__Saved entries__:

• • • •

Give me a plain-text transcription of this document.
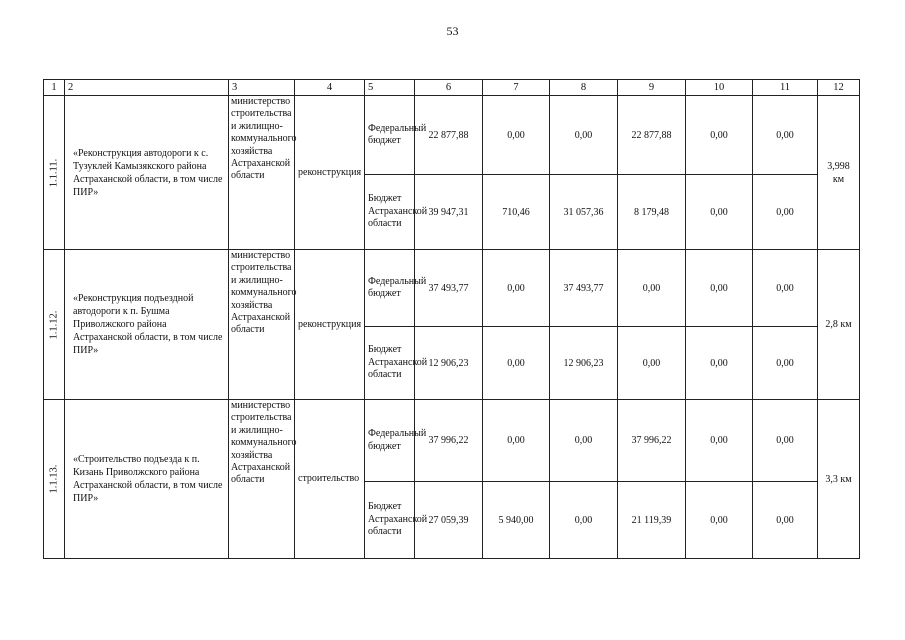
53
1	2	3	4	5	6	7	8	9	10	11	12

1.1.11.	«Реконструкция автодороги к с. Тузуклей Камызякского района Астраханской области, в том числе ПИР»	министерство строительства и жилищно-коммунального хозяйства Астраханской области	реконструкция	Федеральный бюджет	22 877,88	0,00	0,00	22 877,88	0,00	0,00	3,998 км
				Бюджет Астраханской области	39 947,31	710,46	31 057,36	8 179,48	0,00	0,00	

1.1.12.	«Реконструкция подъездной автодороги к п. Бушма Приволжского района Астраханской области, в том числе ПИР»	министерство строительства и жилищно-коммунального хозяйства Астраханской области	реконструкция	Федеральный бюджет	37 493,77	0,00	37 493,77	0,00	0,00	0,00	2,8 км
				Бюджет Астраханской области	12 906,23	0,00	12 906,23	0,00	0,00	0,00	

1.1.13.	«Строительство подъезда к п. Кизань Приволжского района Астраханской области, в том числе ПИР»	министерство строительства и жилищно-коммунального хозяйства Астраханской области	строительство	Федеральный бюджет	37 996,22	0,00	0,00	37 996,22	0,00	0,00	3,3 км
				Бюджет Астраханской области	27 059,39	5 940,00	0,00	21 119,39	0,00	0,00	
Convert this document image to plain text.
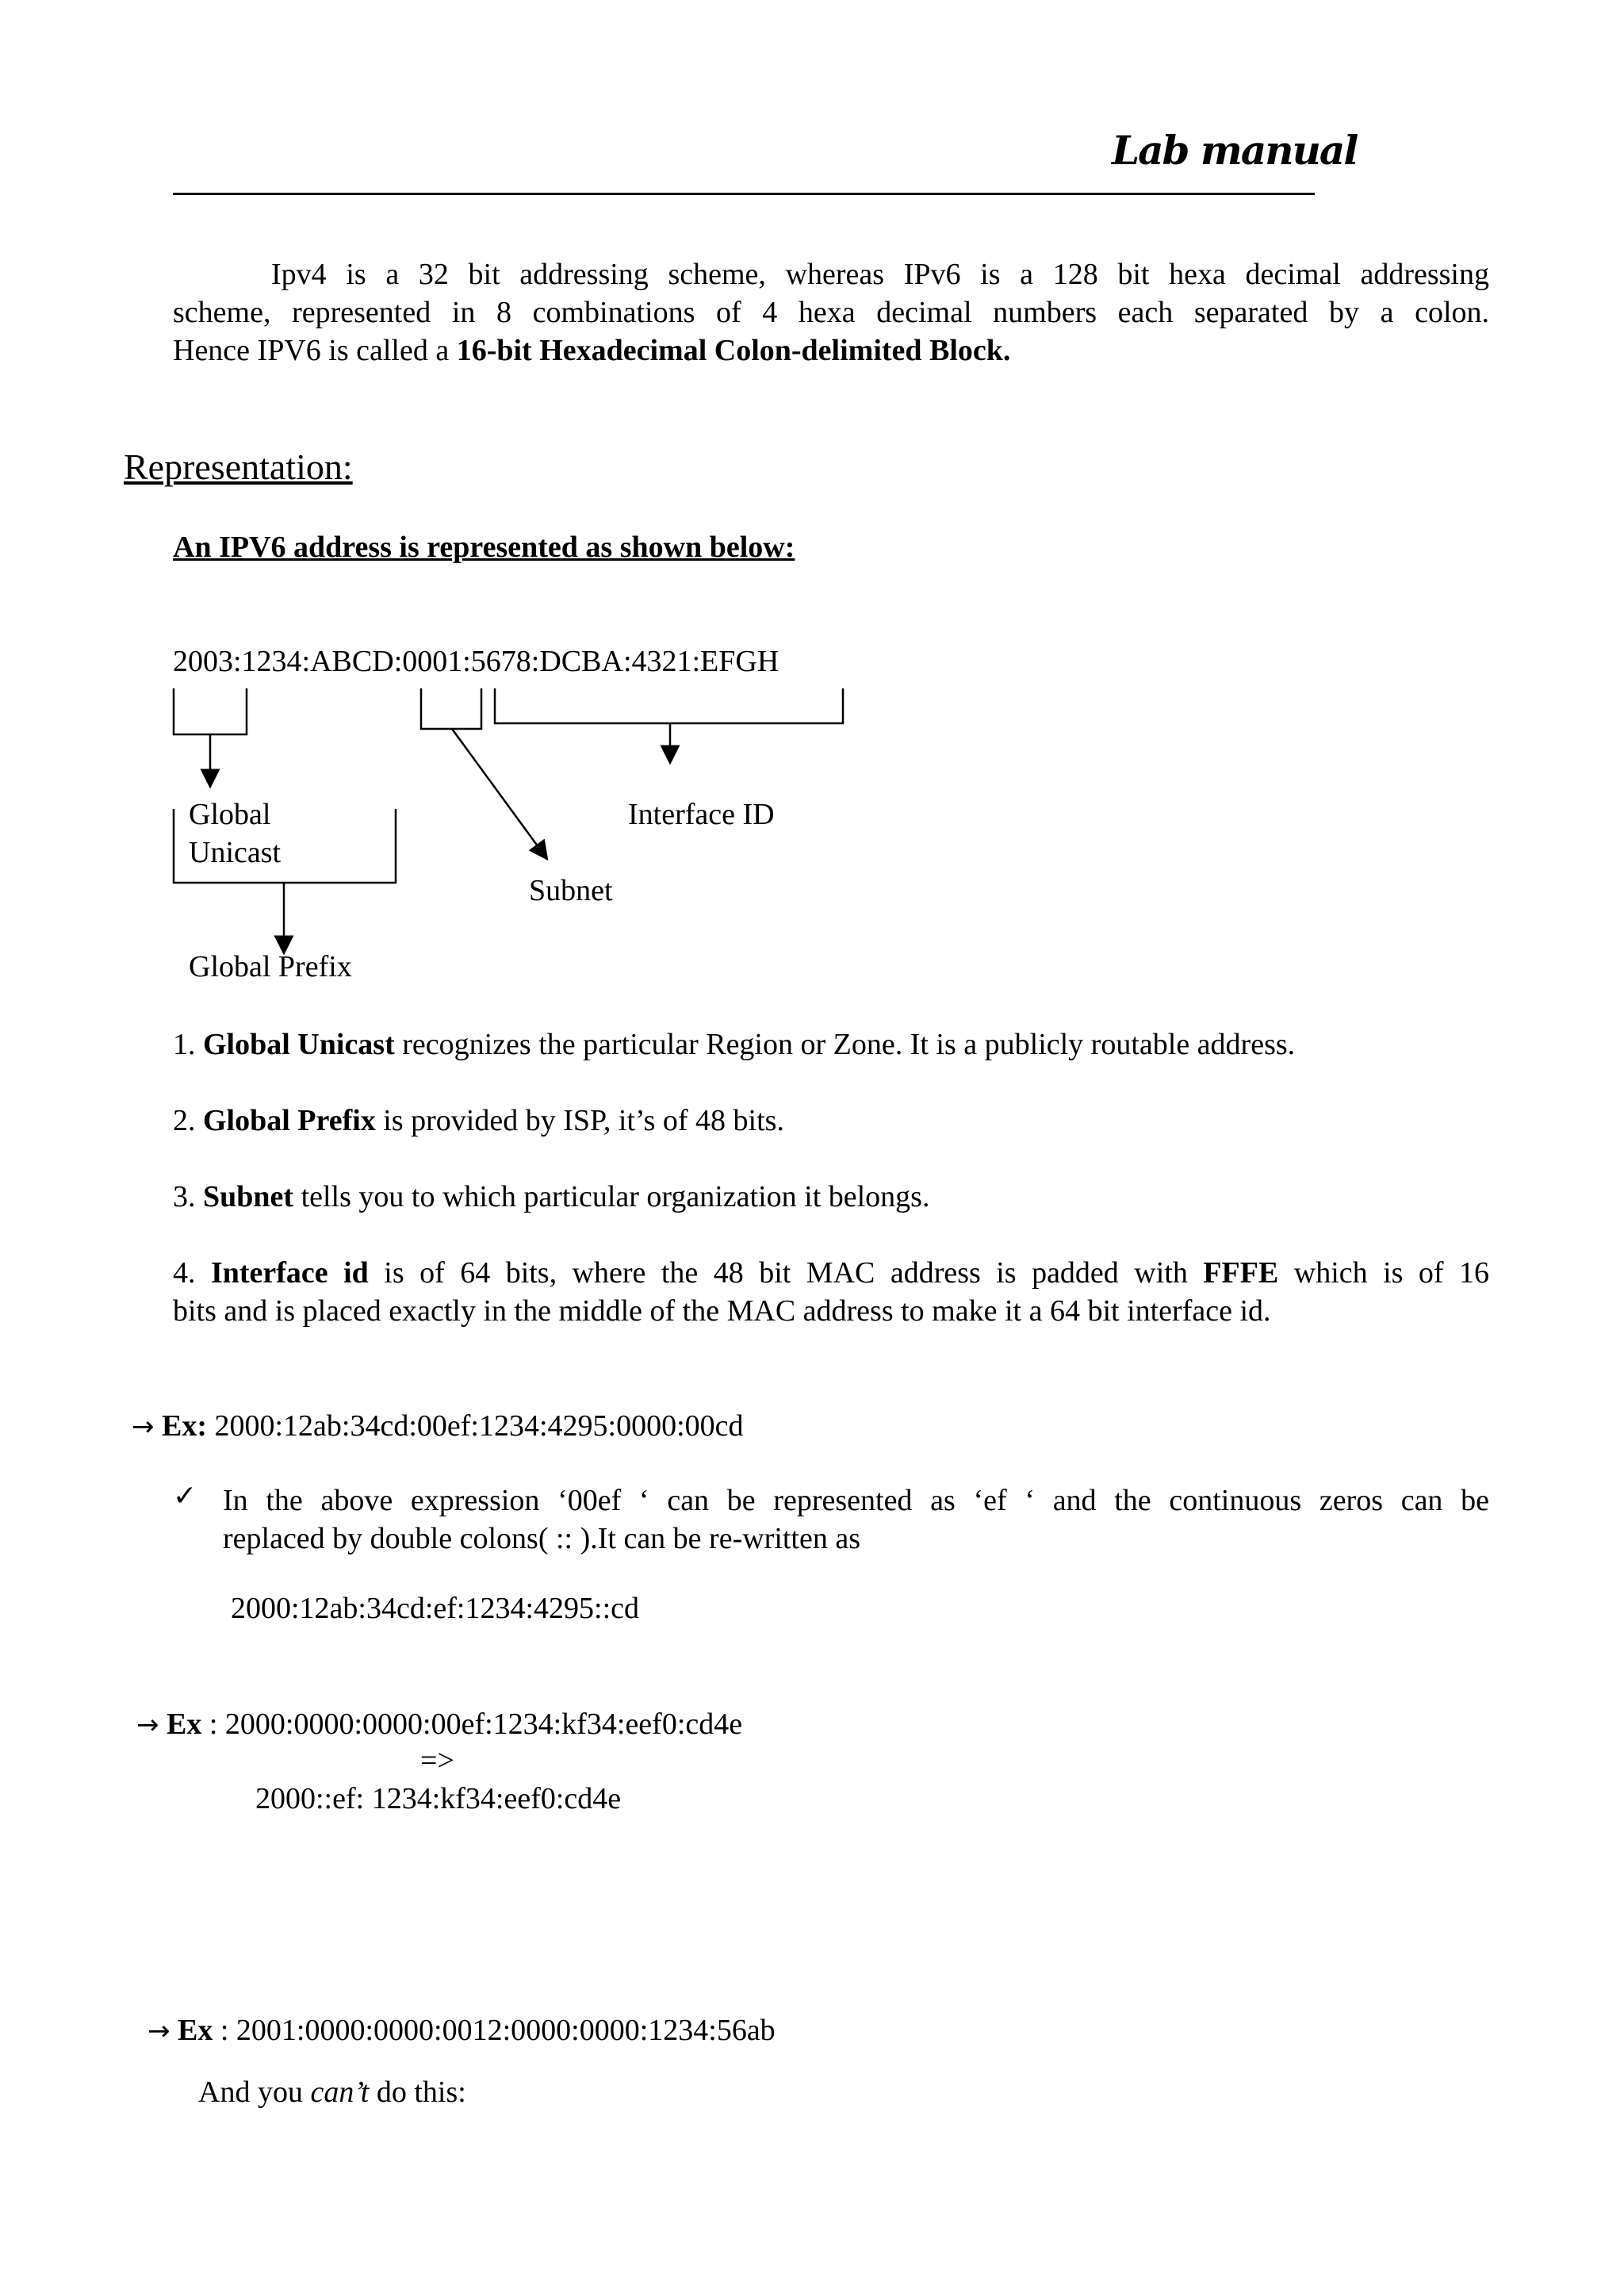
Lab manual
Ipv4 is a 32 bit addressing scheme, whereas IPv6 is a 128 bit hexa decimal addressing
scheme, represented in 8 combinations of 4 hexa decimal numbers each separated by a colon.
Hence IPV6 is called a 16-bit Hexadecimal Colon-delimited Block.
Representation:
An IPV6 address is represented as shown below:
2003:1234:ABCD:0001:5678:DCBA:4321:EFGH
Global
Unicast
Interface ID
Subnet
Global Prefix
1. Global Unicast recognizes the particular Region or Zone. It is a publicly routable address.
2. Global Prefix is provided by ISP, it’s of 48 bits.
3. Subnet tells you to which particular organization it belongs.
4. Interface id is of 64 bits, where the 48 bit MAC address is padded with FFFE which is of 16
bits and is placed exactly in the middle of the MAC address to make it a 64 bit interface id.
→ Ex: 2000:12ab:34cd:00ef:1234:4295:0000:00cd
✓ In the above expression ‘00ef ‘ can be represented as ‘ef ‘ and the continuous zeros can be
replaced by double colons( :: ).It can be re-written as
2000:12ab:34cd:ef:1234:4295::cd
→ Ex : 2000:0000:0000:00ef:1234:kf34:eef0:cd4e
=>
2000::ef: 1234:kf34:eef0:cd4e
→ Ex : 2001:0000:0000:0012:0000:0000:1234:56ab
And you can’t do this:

• • • •

From the records given above, reproduce all text exactly and exclude each picture.

__Result for this exercise__:
Give me a plain-text transcription of this document.
53
1	2	3	4	5	6	7	8	9	10	11	12

1.1.11.	«Реконструкция автодороги к с. Тузуклей Камызякского района Астраханской области, в том числе ПИР»	министерство строительства и жилищно-коммунального хозяйства Астраханской области	реконструкция	Федеральный бюджет	22 877,88	0,00	0,00	22 877,88	0,00	0,00	3,998 км
				Бюджет Астраханской области	39 947,31	710,46	31 057,36	8 179,48	0,00	0,00	

1.1.12.	«Реконструкция подъездной автодороги к п. Бушма Приволжского района Астраханской области, в том числе ПИР»	министерство строительства и жилищно-коммунального хозяйства Астраханской области	реконструкция	Федеральный бюджет	37 493,77	0,00	37 493,77	0,00	0,00	0,00	2,8 км
				Бюджет Астраханской области	12 906,23	0,00	12 906,23	0,00	0,00	0,00	

1.1.13.	«Строительство подъезда к п. Кизань Приволжского района Астраханской области, в том числе ПИР»	министерство строительства и жилищно-коммунального хозяйства Астраханской области	строительство	Федеральный бюджет	37 996,22	0,00	0,00	37 996,22	0,00	0,00	3,3 км
				Бюджет Астраханской области	27 059,39	5 940,00	0,00	21 119,39	0,00	0,00	
Convert this document image to plain text.
Lab manual
Ipv4 is a 32 bit addressing scheme, whereas IPv6 is a 128 bit hexa decimal addressing
scheme, represented in 8 combinations of 4 hexa decimal numbers each separated by a colon.
Hence IPV6 is called a 16-bit Hexadecimal Colon-delimited Block.
Representation:
An IPV6 address is represented as shown below:
2003:1234:ABCD:0001:5678:DCBA:4321:EFGH
Global
Unicast
Interface ID
Subnet
Global Prefix
1. Global Unicast recognizes the particular Region or Zone. It is a publicly routable address.
2. Global Prefix is provided by ISP, it’s of 48 bits.
3. Subnet tells you to which particular organization it belongs.
4. Interface id is of 64 bits, where the 48 bit MAC address is padded with FFFE which is of 16
bits and is placed exactly in the middle of the MAC address to make it a 64 bit interface id.
→ Ex: 2000:12ab:34cd:00ef:1234:4295:0000:00cd
✓ In the above expression ‘00ef ‘ can be represented as ‘ef ‘ and the continuous zeros can be
replaced by double colons( :: ).It can be re-written as
2000:12ab:34cd:ef:1234:4295::cd
→ Ex : 2000:0000:0000:00ef:1234:kf34:eef0:cd4e
=>
2000::ef: 1234:kf34:eef0:cd4e
→ Ex : 2001:0000:0000:0012:0000:0000:1234:56ab
And you can’t do this:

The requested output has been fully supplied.